**WHAT YOU SHOULD DO**.
Nothing in the data should change when you return it, but leave the pictures out.

+++ LISTED RECORDS +++

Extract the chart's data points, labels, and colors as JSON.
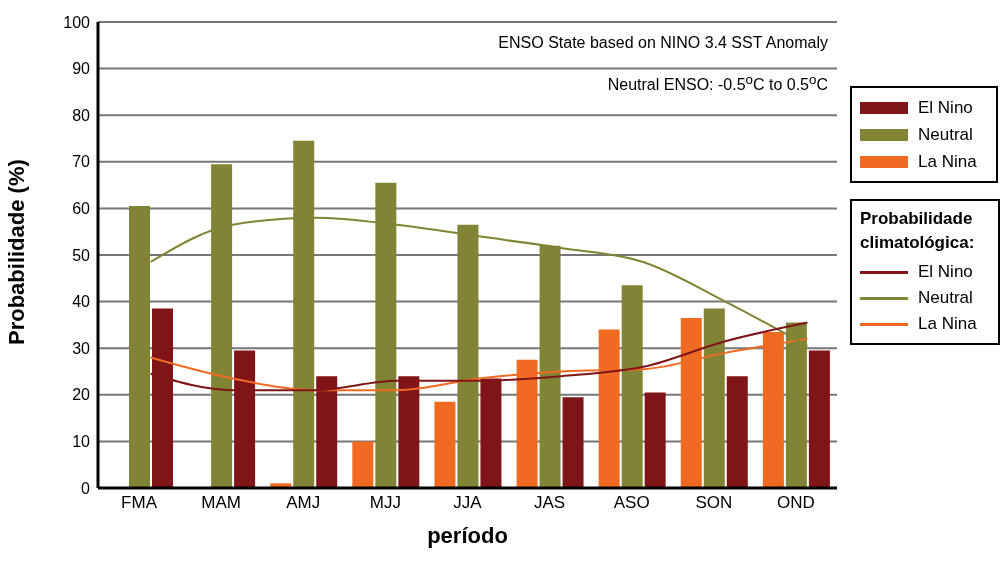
{
  "chart_data": {
    "type": "bar",
    "xlabel": "período",
    "ylabel": "Probabilidade (%)",
    "annotations": [
      "ENSO State based on NINO 3.4 SST Anomaly",
      "Neutral ENSO: -0.5$^{o}$C to 0.5$^{o}$C"
    ],
    "legend_title": "Probabilidade climatológica:",
    "categories": [
      "FMA",
      "MAM",
      "AMJ",
      "MJJ",
      "JJA",
      "JAS",
      "ASO",
      "SON",
      "OND"
    ],
    "series": [
      {
        "name": "La Nina",
        "color": "#f06a22",
        "values": [
          0,
          0,
          1,
          10,
          18.5,
          27.5,
          34,
          36.5,
          33.5
        ]
      },
      {
        "name": "Neutral",
        "color": "#818434",
        "values": [
          60.5,
          69.5,
          74.5,
          65.5,
          56.5,
          52,
          43.5,
          38.5,
          35.5
        ]
      },
      {
        "name": "El Nino",
        "color": "#7f1518",
        "values": [
          38.5,
          29.5,
          24,
          24,
          23.5,
          19.5,
          20.5,
          24,
          29.5
        ]
      },
      {
        "name": "La Nina",
        "type": "line",
        "color": "#f06a22",
        "values": [
          28,
          23.5,
          21,
          21,
          23.5,
          25,
          25.5,
          29,
          32
        ]
      },
      {
        "name": "Neutral",
        "type": "line",
        "color": "#818434",
        "values": [
          48.5,
          56.5,
          58,
          56.5,
          54,
          51.5,
          48.5,
          40,
          30.5
        ]
      },
      {
        "name": "El Nino",
        "type": "line",
        "color": "#7f1518",
        "values": [
          24.5,
          21,
          21,
          23,
          23,
          24,
          26,
          31.5,
          35.5
        ]
      }
    ],
    "ylim": [
      0,
      100
    ],
    "yticks": [
      0,
      10,
      20,
      30,
      40,
      50,
      60,
      70,
      80,
      90,
      100
    ],
    "grid": "y",
    "legend": "right",
    "marker": "none",
    "line_style": "solid"
  }
}
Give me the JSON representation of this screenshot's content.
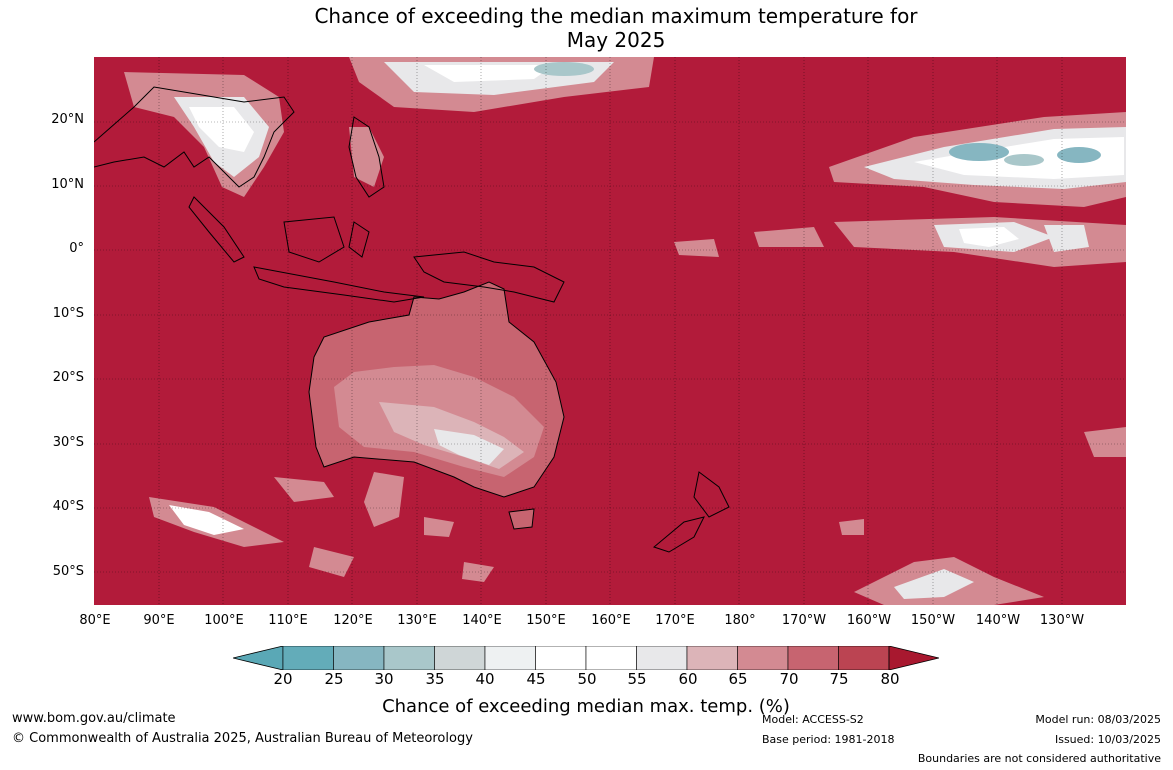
{
  "title": {
    "line1": "Chance of exceeding the median maximum temperature for",
    "line2": "May 2025"
  },
  "map": {
    "background_color": "#b21b3a",
    "lat_labels": [
      "20°N",
      "10°N",
      "0°",
      "10°S",
      "20°S",
      "30°S",
      "40°S",
      "50°S"
    ],
    "lon_labels": [
      "80°E",
      "90°E",
      "100°E",
      "110°E",
      "120°E",
      "130°E",
      "140°E",
      "150°E",
      "160°E",
      "170°E",
      "180°",
      "170°W",
      "160°W",
      "150°W",
      "140°W",
      "130°W"
    ],
    "regions": [
      "Australia",
      "New Zealand",
      "Papua New Guinea",
      "Indonesia",
      "Southeast Asia"
    ]
  },
  "colorbar": {
    "ticks": [
      "20",
      "25",
      "30",
      "35",
      "40",
      "45",
      "50",
      "55",
      "60",
      "65",
      "70",
      "75",
      "80"
    ],
    "colors": [
      "#5aa8b6",
      "#63acb9",
      "#86b6c1",
      "#a9c7ca",
      "#cfd6d7",
      "#eef1f2",
      "#ffffff",
      "#ffffff",
      "#e8e8ea",
      "#dcb4b8",
      "#d38a92",
      "#c76470",
      "#bb4452",
      "#a8182f"
    ],
    "label": "Chance of exceeding median max. temp. (%)"
  },
  "footer": {
    "website": "www.bom.gov.au/climate",
    "copyright": "© Commonwealth of Australia 2025, Australian Bureau of Meteorology",
    "model": "Model: ACCESS-S2",
    "base_period": "Base period: 1981-2018",
    "model_run": "Model run: 08/03/2025",
    "issued": "Issued: 10/03/2025",
    "disclaimer": "Boundaries are not considered authoritative"
  }
}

+++

**OUTPUT BELOW**.
Extract the chart's data points, labels, and colors as JSON.
{
  "chart_data": {
    "type": "bar",
    "xlabel": "período",
    "ylabel": "Probabilidade (%)",
    "annotations": [
      "ENSO State based on NINO 3.4 SST Anomaly",
      "Neutral ENSO: -0.5$^{o}$C to 0.5$^{o}$C"
    ],
    "legend_title": "Probabilidade climatológica:",
    "categories": [
      "FMA",
      "MAM",
      "AMJ",
      "MJJ",
      "JJA",
      "JAS",
      "ASO",
      "SON",
      "OND"
    ],
    "series": [
      {
        "name": "La Nina",
        "color": "#f06a22",
        "values": [
          0,
          0,
          1,
          10,
          18.5,
          27.5,
          34,
          36.5,
          33.5
        ]
      },
      {
        "name": "Neutral",
        "color": "#818434",
        "values": [
          60.5,
          69.5,
          74.5,
          65.5,
          56.5,
          52,
          43.5,
          38.5,
          35.5
        ]
      },
      {
        "name": "El Nino",
        "color": "#7f1518",
        "values": [
          38.5,
          29.5,
          24,
          24,
          23.5,
          19.5,
          20.5,
          24,
          29.5
        ]
      },
      {
        "name": "La Nina",
        "type": "line",
        "color": "#f06a22",
        "values": [
          28,
          23.5,
          21,
          21,
          23.5,
          25,
          25.5,
          29,
          32
        ]
      },
      {
        "name": "Neutral",
        "type": "line",
        "color": "#818434",
        "values": [
          48.5,
          56.5,
          58,
          56.5,
          54,
          51.5,
          48.5,
          40,
          30.5
        ]
      },
      {
        "name": "El Nino",
        "type": "line",
        "color": "#7f1518",
        "values": [
          24.5,
          21,
          21,
          23,
          23,
          24,
          26,
          31.5,
          35.5
        ]
      }
    ],
    "ylim": [
      0,
      100
    ],
    "yticks": [
      0,
      10,
      20,
      30,
      40,
      50,
      60,
      70,
      80,
      90,
      100
    ],
    "grid": "y",
    "legend": "right",
    "marker": "none",
    "line_style": "solid"
  }
}
Give me the JSON representation of this screenshot's content.
{
  "title": {
    "line1": "Chance of exceeding the median maximum temperature for",
    "line2": "May 2025"
  },
  "map": {
    "background_color": "#b21b3a",
    "lat_labels": [
      "20°N",
      "10°N",
      "0°",
      "10°S",
      "20°S",
      "30°S",
      "40°S",
      "50°S"
    ],
    "lon_labels": [
      "80°E",
      "90°E",
      "100°E",
      "110°E",
      "120°E",
      "130°E",
      "140°E",
      "150°E",
      "160°E",
      "170°E",
      "180°",
      "170°W",
      "160°W",
      "150°W",
      "140°W",
      "130°W"
    ],
    "regions": [
      "Australia",
      "New Zealand",
      "Papua New Guinea",
      "Indonesia",
      "Southeast Asia"
    ]
  },
  "colorbar": {
    "ticks": [
      "20",
      "25",
      "30",
      "35",
      "40",
      "45",
      "50",
      "55",
      "60",
      "65",
      "70",
      "75",
      "80"
    ],
    "colors": [
      "#5aa8b6",
      "#63acb9",
      "#86b6c1",
      "#a9c7ca",
      "#cfd6d7",
      "#eef1f2",
      "#ffffff",
      "#ffffff",
      "#e8e8ea",
      "#dcb4b8",
      "#d38a92",
      "#c76470",
      "#bb4452",
      "#a8182f"
    ],
    "label": "Chance of exceeding median max. temp. (%)"
  },
  "footer": {
    "website": "www.bom.gov.au/climate",
    "copyright": "© Commonwealth of Australia 2025, Australian Bureau of Meteorology",
    "model": "Model: ACCESS-S2",
    "base_period": "Base period: 1981-2018",
    "model_run": "Model run: 08/03/2025",
    "issued": "Issued: 10/03/2025",
    "disclaimer": "Boundaries are not considered authoritative"
  }
}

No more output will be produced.